── SUPPLIED RECORDS

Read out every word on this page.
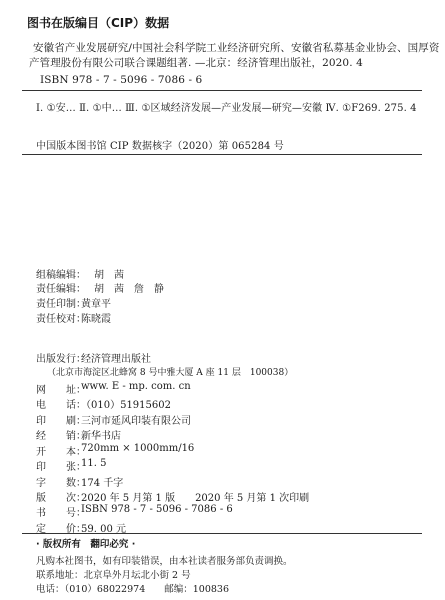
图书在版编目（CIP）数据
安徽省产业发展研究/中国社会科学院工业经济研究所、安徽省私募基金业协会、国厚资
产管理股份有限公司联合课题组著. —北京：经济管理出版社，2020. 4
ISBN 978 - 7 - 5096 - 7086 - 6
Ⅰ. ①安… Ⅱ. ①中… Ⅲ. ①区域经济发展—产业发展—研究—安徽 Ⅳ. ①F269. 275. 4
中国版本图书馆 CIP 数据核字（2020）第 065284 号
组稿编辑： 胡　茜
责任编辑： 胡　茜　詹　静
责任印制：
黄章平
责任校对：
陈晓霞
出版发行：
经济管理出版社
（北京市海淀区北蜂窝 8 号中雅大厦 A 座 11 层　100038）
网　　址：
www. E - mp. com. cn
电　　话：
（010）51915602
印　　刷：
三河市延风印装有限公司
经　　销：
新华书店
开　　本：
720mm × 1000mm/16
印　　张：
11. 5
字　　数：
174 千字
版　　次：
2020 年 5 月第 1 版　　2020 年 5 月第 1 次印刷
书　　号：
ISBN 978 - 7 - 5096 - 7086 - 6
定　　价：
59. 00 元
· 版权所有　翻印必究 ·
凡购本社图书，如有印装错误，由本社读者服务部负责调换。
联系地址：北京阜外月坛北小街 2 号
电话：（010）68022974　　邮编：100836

────
── SUPPLIED RECORDS

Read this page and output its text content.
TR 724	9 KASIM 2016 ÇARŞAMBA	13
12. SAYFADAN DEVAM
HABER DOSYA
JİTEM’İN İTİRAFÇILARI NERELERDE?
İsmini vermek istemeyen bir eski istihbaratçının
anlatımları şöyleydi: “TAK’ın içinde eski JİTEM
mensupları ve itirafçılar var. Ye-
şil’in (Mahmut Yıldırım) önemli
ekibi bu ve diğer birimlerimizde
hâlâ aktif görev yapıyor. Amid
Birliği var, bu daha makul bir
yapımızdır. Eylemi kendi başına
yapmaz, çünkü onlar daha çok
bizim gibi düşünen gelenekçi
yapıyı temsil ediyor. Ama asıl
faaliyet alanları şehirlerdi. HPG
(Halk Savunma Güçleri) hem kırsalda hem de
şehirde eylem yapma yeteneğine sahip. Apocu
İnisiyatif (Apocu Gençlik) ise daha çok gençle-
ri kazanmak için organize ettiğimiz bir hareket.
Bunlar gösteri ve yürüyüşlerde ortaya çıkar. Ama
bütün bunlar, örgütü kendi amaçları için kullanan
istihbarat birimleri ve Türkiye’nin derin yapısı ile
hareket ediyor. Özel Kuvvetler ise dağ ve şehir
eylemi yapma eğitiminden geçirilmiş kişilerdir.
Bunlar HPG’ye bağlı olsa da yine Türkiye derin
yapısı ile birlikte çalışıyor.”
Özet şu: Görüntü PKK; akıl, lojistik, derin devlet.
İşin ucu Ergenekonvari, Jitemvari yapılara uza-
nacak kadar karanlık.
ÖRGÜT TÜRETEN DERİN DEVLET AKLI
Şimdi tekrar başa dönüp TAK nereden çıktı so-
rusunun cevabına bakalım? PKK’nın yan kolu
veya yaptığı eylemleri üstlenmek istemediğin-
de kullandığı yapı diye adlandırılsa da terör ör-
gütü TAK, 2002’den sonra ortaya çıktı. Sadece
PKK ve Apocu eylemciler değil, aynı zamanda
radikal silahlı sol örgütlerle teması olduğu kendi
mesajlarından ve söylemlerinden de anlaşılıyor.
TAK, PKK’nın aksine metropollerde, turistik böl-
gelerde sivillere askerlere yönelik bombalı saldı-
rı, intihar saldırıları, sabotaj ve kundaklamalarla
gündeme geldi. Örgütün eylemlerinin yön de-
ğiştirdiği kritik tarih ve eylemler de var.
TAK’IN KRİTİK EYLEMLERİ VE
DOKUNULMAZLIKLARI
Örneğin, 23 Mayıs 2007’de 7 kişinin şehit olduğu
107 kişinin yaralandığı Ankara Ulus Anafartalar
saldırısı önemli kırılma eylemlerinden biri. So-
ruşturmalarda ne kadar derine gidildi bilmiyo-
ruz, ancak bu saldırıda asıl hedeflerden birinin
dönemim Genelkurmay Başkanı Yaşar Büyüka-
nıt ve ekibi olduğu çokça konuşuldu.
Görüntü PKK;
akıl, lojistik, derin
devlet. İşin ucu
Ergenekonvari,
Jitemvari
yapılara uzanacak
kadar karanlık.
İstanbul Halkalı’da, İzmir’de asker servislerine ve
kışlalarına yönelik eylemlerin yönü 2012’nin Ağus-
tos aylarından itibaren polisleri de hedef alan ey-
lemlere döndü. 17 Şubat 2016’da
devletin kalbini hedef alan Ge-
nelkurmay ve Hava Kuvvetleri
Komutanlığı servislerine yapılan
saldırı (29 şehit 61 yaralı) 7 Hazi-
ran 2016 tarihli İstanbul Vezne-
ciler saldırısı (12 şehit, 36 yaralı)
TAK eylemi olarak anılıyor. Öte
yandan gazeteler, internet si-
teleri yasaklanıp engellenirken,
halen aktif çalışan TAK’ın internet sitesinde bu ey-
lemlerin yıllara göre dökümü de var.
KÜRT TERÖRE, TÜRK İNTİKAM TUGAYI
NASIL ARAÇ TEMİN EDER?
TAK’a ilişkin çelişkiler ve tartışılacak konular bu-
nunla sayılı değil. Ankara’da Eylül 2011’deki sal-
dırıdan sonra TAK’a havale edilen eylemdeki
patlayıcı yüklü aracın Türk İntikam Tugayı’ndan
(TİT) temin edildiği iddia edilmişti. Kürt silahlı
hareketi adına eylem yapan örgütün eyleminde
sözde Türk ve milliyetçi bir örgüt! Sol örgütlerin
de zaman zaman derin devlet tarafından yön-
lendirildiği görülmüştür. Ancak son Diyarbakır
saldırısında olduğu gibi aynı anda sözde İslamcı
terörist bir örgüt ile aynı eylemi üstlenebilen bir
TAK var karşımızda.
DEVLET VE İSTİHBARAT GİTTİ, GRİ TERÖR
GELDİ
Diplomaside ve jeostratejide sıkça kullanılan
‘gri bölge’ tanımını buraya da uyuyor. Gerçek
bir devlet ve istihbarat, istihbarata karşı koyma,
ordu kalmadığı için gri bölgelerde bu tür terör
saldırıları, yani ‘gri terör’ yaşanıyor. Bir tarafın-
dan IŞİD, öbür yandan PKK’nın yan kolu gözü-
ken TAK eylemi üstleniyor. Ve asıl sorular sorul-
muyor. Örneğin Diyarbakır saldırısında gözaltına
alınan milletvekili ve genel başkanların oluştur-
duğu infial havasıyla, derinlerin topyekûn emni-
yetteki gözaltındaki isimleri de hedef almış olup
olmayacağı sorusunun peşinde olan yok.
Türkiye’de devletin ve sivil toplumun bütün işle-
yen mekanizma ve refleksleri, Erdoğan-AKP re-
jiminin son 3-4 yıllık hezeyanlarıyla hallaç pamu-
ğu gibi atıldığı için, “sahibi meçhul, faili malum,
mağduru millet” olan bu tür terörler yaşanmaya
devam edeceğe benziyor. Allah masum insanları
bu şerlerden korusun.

────

§ **WORK TO COMPLETE**:
Show each line in the entries that holds the string "çıktı".

§ **OUTPUT FOR THIS TASK**:
Şimdi tekrar başa dönüp TAK nereden çıktı so-
gütü TAK, 2002’den sonra ortaya çıktı. Sadece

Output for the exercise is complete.